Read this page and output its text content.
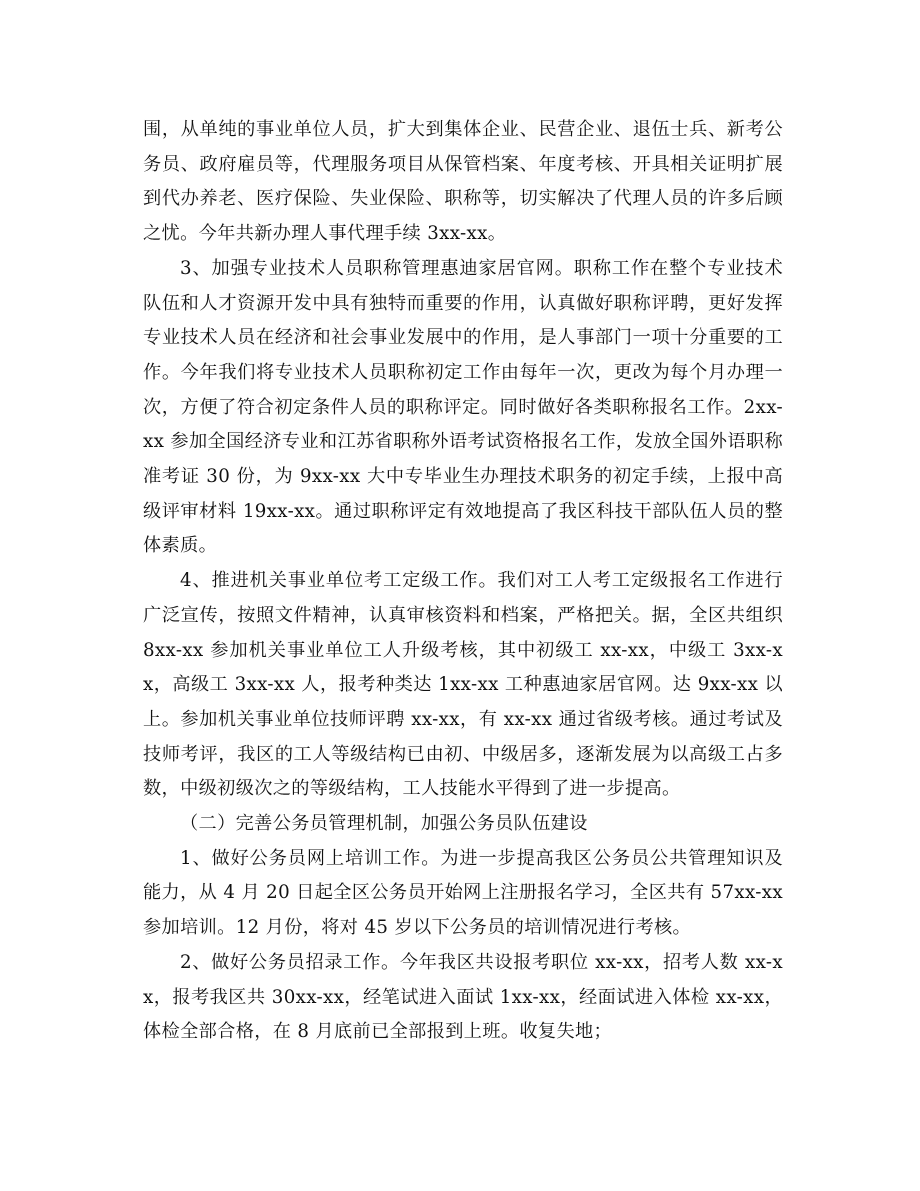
围，从单纯的事业单位人员，扩大到集体企业、民营企业、退伍士兵、新考公务员、政府雇员等，代理服务项目从保管档案、年度考核、开具相关证明扩展到代办养老、医疗保险、失业保险、职称等，切实解决了代理人员的许多后顾之忧。今年共新办理人事代理手续 3xx-xx。

3、加强专业技术人员职称管理惠迪家居官网。职称工作在整个专业技术队伍和人才资源开发中具有独特而重要的作用，认真做好职称评聘，更好发挥专业技术人员在经济和社会事业发展中的作用，是人事部门一项十分重要的工作。今年我们将专业技术人员职称初定工作由每年一次，更改为每个月办理一次，方便了符合初定条件人员的职称评定。同时做好各类职称报名工作。2xx-xx 参加全国经济专业和江苏省职称外语考试资格报名工作，发放全国外语职称准考证 30 份，为 9xx-xx 大中专毕业生办理技术职务的初定手续，上报中高级评审材料 19xx-xx。通过职称评定有效地提高了我区科技干部队伍人员的整体素质。

4、推进机关事业单位考工定级工作。我们对工人考工定级报名工作进行广泛宣传，按照文件精神，认真审核资料和档案，严格把关。据，全区共组织 8xx-xx 参加机关事业单位工人升级考核，其中初级工 xx-xx，中级工 3xx-xx，高级工 3xx-xx 人，报考种类达 1xx-xx 工种惠迪家居官网。达 9xx-xx 以上。参加机关事业单位技师评聘 xx-xx，有 xx-xx 通过省级考核。通过考试及技师考评，我区的工人等级结构已由初、中级居多，逐渐发展为以高级工占多数，中级初级次之的等级结构，工人技能水平得到了进一步提高。

（二）完善公务员管理机制，加强公务员队伍建设

1、做好公务员网上培训工作。为进一步提高我区公务员公共管理知识及能力，从 4 月 20 日起全区公务员开始网上注册报名学习，全区共有 57xx-xx 参加培训。12 月份，将对 45 岁以下公务员的培训情况进行考核。

2、做好公务员招录工作。今年我区共设报考职位 xx-xx，招考人数 xx-xx，报考我区共 30xx-xx，经笔试进入面试 1xx-xx，经面试进入体检 xx-xx，体检全部合格，在 8 月底前已全部报到上班。收复失地；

#####

WRITTEN PROBLEM = Every line of text is to be repeated exactly; pictures are left out.

CORRECT ANSWER =
Read this page and output its text content.
围，从单纯的事业单位人员，扩大到集体企业、民营企业、退伍士兵、新考公务员、政府雇员等，代理服务项目从保管档案、年度考核、开具相关证明扩展到代办养老、医疗保险、失业保险、职称等，切实解决了代理人员的许多后顾之忧。今年共新办理人事代理手续 3xx-xx。

3、加强专业技术人员职称管理惠迪家居官网。职称工作在整个专业技术队伍和人才资源开发中具有独特而重要的作用，认真做好职称评聘，更好发挥专业技术人员在经济和社会事业发展中的作用，是人事部门一项十分重要的工作。今年我们将专业技术人员职称初定工作由每年一次，更改为每个月办理一次，方便了符合初定条件人员的职称评定。同时做好各类职称报名工作。2xx-xx 参加全国经济专业和江苏省职称外语考试资格报名工作，发放全国外语职称准考证 30 份，为 9xx-xx 大中专毕业生办理技术职务的初定手续，上报中高级评审材料 19xx-xx。通过职称评定有效地提高了我区科技干部队伍人员的整体素质。

4、推进机关事业单位考工定级工作。我们对工人考工定级报名工作进行广泛宣传，按照文件精神，认真审核资料和档案，严格把关。据，全区共组织 8xx-xx 参加机关事业单位工人升级考核，其中初级工 xx-xx，中级工 3xx-xx，高级工 3xx-xx 人，报考种类达 1xx-xx 工种惠迪家居官网。达 9xx-xx 以上。参加机关事业单位技师评聘 xx-xx，有 xx-xx 通过省级考核。通过考试及技师考评，我区的工人等级结构已由初、中级居多，逐渐发展为以高级工占多数，中级初级次之的等级结构，工人技能水平得到了进一步提高。

（二）完善公务员管理机制，加强公务员队伍建设

1、做好公务员网上培训工作。为进一步提高我区公务员公共管理知识及能力，从 4 月 20 日起全区公务员开始网上注册报名学习，全区共有 57xx-xx 参加培训。12 月份，将对 45 岁以下公务员的培训情况进行考核。

2、做好公务员招录工作。今年我区共设报考职位 xx-xx，招考人数 xx-xx，报考我区共 30xx-xx，经笔试进入面试 1xx-xx，经面试进入体检 xx-xx，体检全部合格，在 8 月底前已全部报到上班。收复失地；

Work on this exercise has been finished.